_DATA SUPPLIED:_
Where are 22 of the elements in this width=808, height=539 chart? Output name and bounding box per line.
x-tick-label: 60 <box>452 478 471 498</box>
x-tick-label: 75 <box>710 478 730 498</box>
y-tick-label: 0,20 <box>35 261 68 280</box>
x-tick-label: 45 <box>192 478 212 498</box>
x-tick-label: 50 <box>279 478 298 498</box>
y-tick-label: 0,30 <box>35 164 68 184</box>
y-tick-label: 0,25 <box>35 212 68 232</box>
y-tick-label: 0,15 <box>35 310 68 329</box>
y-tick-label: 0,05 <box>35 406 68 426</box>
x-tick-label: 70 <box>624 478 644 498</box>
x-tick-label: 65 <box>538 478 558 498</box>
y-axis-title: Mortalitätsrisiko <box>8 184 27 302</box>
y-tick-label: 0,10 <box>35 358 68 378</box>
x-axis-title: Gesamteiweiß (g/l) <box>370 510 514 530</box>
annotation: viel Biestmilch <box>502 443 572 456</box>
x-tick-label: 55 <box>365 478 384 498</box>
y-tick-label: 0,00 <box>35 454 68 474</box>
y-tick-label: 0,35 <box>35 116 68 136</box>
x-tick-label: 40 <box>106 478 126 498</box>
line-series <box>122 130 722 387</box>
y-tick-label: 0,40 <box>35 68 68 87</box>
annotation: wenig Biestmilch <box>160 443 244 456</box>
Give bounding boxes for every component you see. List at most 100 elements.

...

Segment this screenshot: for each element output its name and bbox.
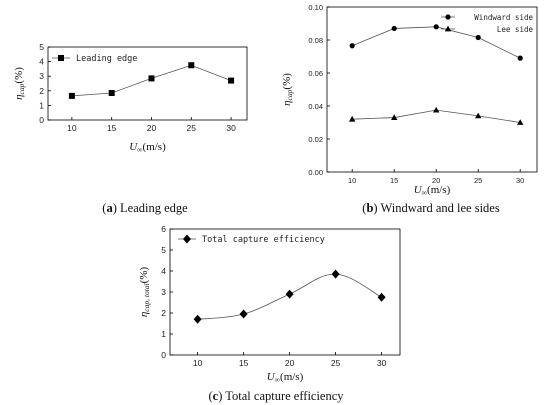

--

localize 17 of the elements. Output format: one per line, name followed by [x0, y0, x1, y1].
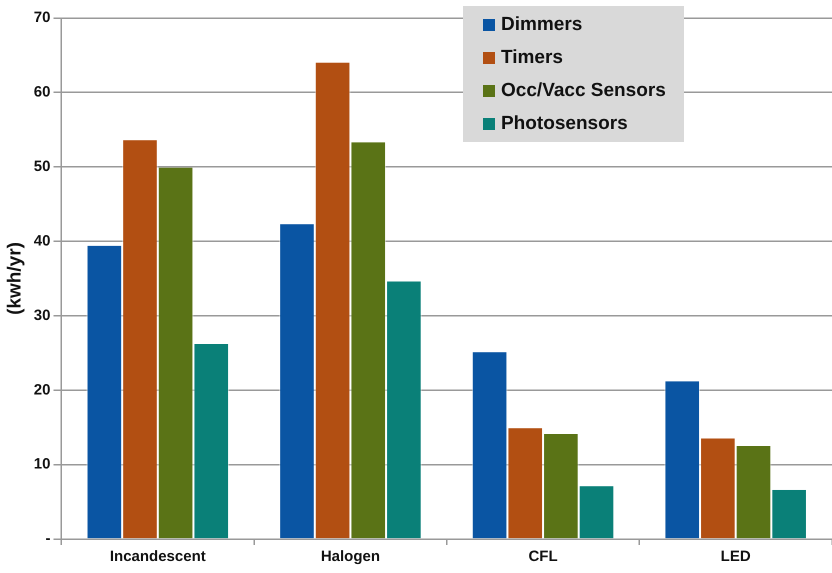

_SHORT EXERCISE:_ Filter the listing above down to the lines containing the string "title", and copy each of those lines in full.

_RESULT OF THIS EXERCISE:_
y-axis-title: Mortalitätsrisiko <box>8 184 27 302</box>
x-axis-title: Gesamteiweiß (g/l) <box>370 510 514 530</box>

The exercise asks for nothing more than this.